> [What is being asked] Copy exactly the lines from the "Output the text content of this document." line to the end, both included, and nothing else.

Source records:

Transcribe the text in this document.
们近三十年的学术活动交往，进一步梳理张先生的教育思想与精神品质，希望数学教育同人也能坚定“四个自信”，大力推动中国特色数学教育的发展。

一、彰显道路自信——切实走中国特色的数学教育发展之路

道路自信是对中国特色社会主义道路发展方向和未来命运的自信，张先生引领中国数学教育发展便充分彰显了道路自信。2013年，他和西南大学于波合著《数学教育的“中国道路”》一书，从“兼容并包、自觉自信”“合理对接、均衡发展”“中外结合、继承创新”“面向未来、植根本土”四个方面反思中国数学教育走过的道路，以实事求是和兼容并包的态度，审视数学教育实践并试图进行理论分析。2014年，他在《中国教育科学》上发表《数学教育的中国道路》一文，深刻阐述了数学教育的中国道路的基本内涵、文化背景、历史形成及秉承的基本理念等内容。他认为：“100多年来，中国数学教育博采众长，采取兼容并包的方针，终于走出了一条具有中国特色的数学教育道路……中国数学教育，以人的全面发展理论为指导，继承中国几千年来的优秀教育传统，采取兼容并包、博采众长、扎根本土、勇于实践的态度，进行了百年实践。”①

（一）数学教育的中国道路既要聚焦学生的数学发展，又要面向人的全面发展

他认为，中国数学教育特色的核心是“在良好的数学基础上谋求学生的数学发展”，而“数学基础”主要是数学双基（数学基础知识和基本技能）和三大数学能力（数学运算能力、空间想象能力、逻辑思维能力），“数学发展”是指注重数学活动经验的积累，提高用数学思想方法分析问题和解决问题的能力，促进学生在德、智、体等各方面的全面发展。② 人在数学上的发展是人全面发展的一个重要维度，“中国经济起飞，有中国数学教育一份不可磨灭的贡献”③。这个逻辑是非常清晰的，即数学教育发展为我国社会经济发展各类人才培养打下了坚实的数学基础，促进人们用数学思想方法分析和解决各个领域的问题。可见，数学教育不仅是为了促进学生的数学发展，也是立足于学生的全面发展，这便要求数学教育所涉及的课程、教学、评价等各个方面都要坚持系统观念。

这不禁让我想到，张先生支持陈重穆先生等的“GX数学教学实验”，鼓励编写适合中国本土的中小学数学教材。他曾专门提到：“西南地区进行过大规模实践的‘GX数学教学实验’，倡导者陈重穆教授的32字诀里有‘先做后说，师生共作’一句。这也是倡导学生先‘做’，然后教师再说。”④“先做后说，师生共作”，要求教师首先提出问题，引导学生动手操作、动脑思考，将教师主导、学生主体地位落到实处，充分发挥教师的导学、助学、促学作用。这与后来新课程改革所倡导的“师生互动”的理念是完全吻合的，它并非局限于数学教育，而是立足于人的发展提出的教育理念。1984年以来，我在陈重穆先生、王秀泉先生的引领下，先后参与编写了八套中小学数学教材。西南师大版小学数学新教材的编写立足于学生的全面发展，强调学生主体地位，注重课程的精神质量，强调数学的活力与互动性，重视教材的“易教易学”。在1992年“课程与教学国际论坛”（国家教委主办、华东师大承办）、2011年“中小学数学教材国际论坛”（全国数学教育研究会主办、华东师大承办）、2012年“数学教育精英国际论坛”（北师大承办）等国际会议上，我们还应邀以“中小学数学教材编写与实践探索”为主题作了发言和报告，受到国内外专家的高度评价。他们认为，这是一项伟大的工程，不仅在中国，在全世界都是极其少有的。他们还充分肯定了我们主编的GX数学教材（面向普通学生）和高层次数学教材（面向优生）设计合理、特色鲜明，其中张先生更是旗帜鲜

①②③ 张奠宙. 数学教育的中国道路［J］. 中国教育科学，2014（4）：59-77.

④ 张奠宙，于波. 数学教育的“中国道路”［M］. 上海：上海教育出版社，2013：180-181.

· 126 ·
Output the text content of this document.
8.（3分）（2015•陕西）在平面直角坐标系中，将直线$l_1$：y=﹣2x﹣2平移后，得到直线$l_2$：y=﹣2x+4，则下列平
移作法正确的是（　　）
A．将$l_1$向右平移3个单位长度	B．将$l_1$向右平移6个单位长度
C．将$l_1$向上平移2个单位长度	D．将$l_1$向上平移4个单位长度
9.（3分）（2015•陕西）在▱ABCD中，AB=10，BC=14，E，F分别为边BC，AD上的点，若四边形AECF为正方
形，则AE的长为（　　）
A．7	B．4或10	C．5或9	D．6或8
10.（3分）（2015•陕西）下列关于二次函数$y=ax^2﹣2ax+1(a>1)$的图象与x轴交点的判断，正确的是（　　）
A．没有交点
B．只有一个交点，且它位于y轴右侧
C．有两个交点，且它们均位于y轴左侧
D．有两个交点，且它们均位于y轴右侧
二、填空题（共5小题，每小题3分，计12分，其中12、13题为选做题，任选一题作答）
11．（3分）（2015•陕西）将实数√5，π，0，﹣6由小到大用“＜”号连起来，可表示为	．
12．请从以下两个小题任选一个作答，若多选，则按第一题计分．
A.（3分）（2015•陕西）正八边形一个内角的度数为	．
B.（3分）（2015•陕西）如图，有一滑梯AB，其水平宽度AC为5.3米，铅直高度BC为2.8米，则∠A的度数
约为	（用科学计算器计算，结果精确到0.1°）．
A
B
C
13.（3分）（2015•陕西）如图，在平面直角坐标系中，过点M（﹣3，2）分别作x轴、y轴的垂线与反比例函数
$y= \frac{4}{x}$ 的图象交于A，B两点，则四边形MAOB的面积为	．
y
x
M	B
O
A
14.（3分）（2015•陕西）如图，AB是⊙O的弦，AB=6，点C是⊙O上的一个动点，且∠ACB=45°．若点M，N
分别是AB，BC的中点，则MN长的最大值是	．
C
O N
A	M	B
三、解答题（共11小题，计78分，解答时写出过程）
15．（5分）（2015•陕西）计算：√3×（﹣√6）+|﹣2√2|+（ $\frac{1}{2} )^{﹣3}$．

> [Response to this exercise]
Output the text content of this document.
8.（3分）（2015•陕西）在平面直角坐标系中，将直线$l_1$：y=﹣2x﹣2平移后，得到直线$l_2$：y=﹣2x+4，则下列平
移作法正确的是（　　）
A．将$l_1$向右平移3个单位长度	B．将$l_1$向右平移6个单位长度
C．将$l_1$向上平移2个单位长度	D．将$l_1$向上平移4个单位长度
9.（3分）（2015•陕西）在▱ABCD中，AB=10，BC=14，E，F分别为边BC，AD上的点，若四边形AECF为正方
形，则AE的长为（　　）
A．7	B．4或10	C．5或9	D．6或8
10.（3分）（2015•陕西）下列关于二次函数$y=ax^2﹣2ax+1(a>1)$的图象与x轴交点的判断，正确的是（　　）
A．没有交点
B．只有一个交点，且它位于y轴右侧
C．有两个交点，且它们均位于y轴左侧
D．有两个交点，且它们均位于y轴右侧
二、填空题（共5小题，每小题3分，计12分，其中12、13题为选做题，任选一题作答）
11．（3分）（2015•陕西）将实数√5，π，0，﹣6由小到大用“＜”号连起来，可表示为	．
12．请从以下两个小题任选一个作答，若多选，则按第一题计分．
A.（3分）（2015•陕西）正八边形一个内角的度数为	．
B.（3分）（2015•陕西）如图，有一滑梯AB，其水平宽度AC为5.3米，铅直高度BC为2.8米，则∠A的度数
约为	（用科学计算器计算，结果精确到0.1°）．
A
B
C
13.（3分）（2015•陕西）如图，在平面直角坐标系中，过点M（﹣3，2）分别作x轴、y轴的垂线与反比例函数
$y= \frac{4}{x}$ 的图象交于A，B两点，则四边形MAOB的面积为	．
y
x
M	B
O
A
14.（3分）（2015•陕西）如图，AB是⊙O的弦，AB=6，点C是⊙O上的一个动点，且∠ACB=45°．若点M，N
分别是AB，BC的中点，则MN长的最大值是	．
C
O N
A	M	B
三、解答题（共11小题，计78分，解答时写出过程）
15．（5分）（2015•陕西）计算：√3×（﹣√6）+|﹣2√2|+（ $\frac{1}{2} )^{﹣3}$．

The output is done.